### PROBLEM TO SOLVE
The response should contain all of the records, copied exactly, and none of the images.
=====
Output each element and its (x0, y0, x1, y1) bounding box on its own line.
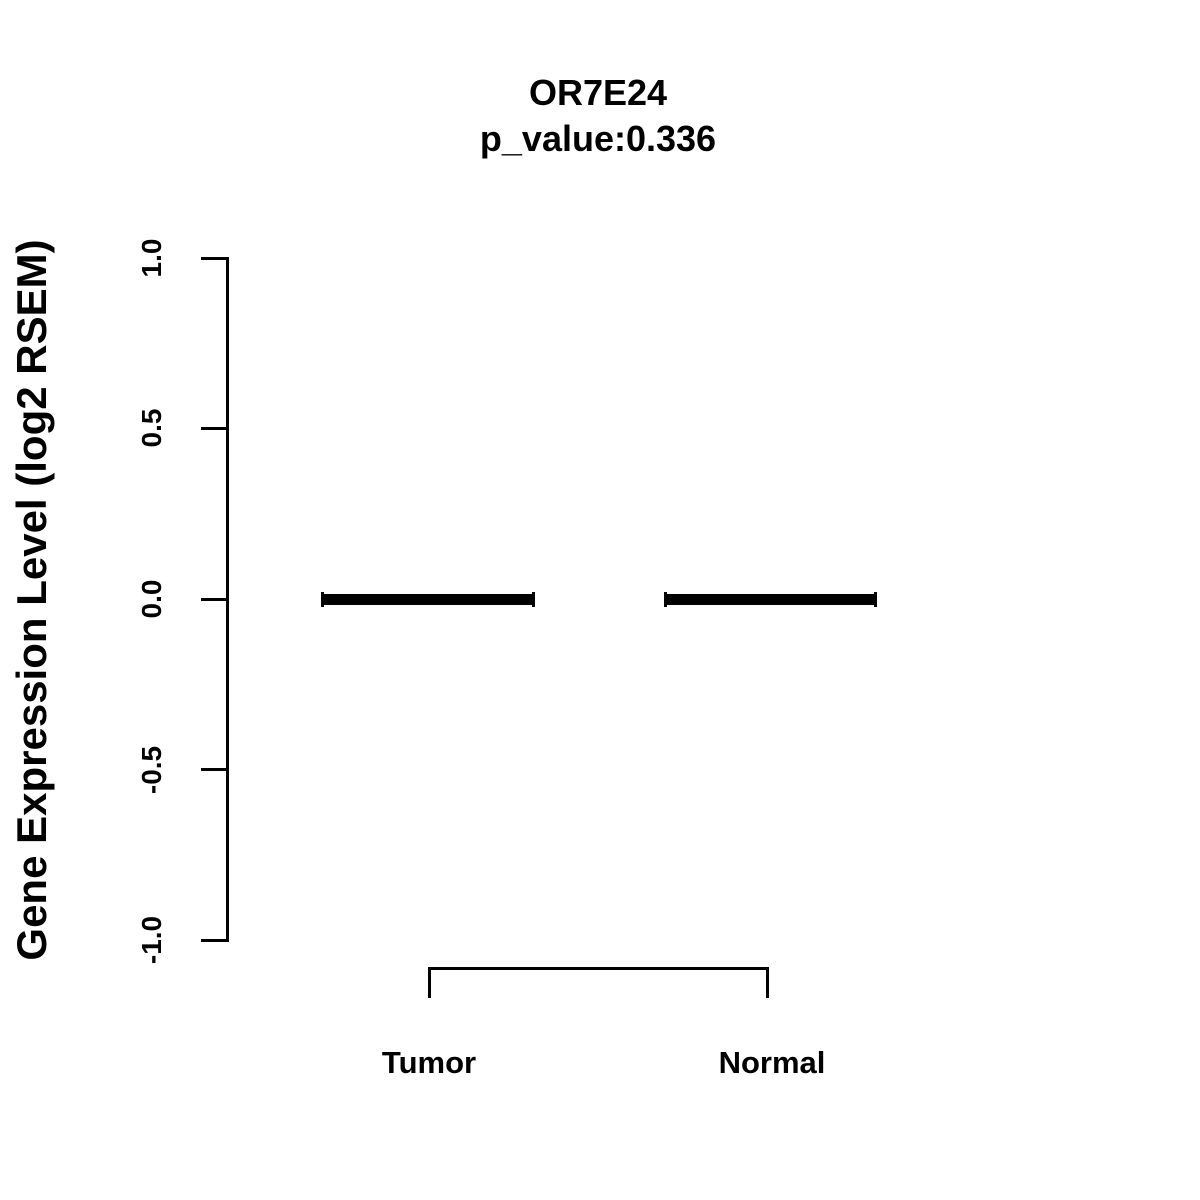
y-tick-mark (201, 939, 229, 942)
y-tick-mark (201, 257, 229, 260)
y-axis-label: Gene Expression Level (log2 RSEM) (8, 239, 55, 961)
y-tick-label: -0.5 (136, 745, 167, 795)
y-tick-mark (201, 598, 229, 601)
comparison-bracket (428, 967, 769, 998)
category-label-tumor: Tumor (381, 1045, 477, 1080)
y-tick-label: 0.0 (136, 579, 167, 619)
y-tick-mark (201, 768, 229, 771)
y-tick-label: -1.0 (136, 915, 167, 965)
y-tick-label: 1.0 (136, 238, 167, 278)
boxplot-median-tumor (321, 592, 535, 607)
category-label-normal: Normal (718, 1045, 826, 1080)
y-tick-label: 0.5 (136, 408, 167, 448)
chart-subtitle-pvalue: p_value:0.336 (479, 118, 717, 159)
chart-title: OR7E24 (528, 72, 668, 113)
boxplot-median-normal (664, 592, 877, 607)
y-tick-mark (201, 427, 229, 430)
=====
### EXERCISE OUTPUT
Output each element and its (x0, y0, x1, y1) bounding box on its own line.
y-tick-mark (201, 939, 229, 942)
y-tick-mark (201, 257, 229, 260)
y-axis-label: Gene Expression Level (log2 RSEM) (8, 239, 55, 961)
y-tick-label: -0.5 (136, 745, 167, 795)
y-tick-mark (201, 598, 229, 601)
comparison-bracket (428, 967, 769, 998)
category-label-tumor: Tumor (381, 1045, 477, 1080)
y-tick-label: 0.0 (136, 579, 167, 619)
y-tick-mark (201, 768, 229, 771)
y-tick-label: -1.0 (136, 915, 167, 965)
y-tick-label: 1.0 (136, 238, 167, 278)
boxplot-median-tumor (321, 592, 535, 607)
category-label-normal: Normal (718, 1045, 826, 1080)
y-tick-label: 0.5 (136, 408, 167, 448)
chart-subtitle-pvalue: p_value:0.336 (479, 118, 717, 159)
chart-title: OR7E24 (528, 72, 668, 113)
boxplot-median-normal (664, 592, 877, 607)
y-tick-mark (201, 427, 229, 430)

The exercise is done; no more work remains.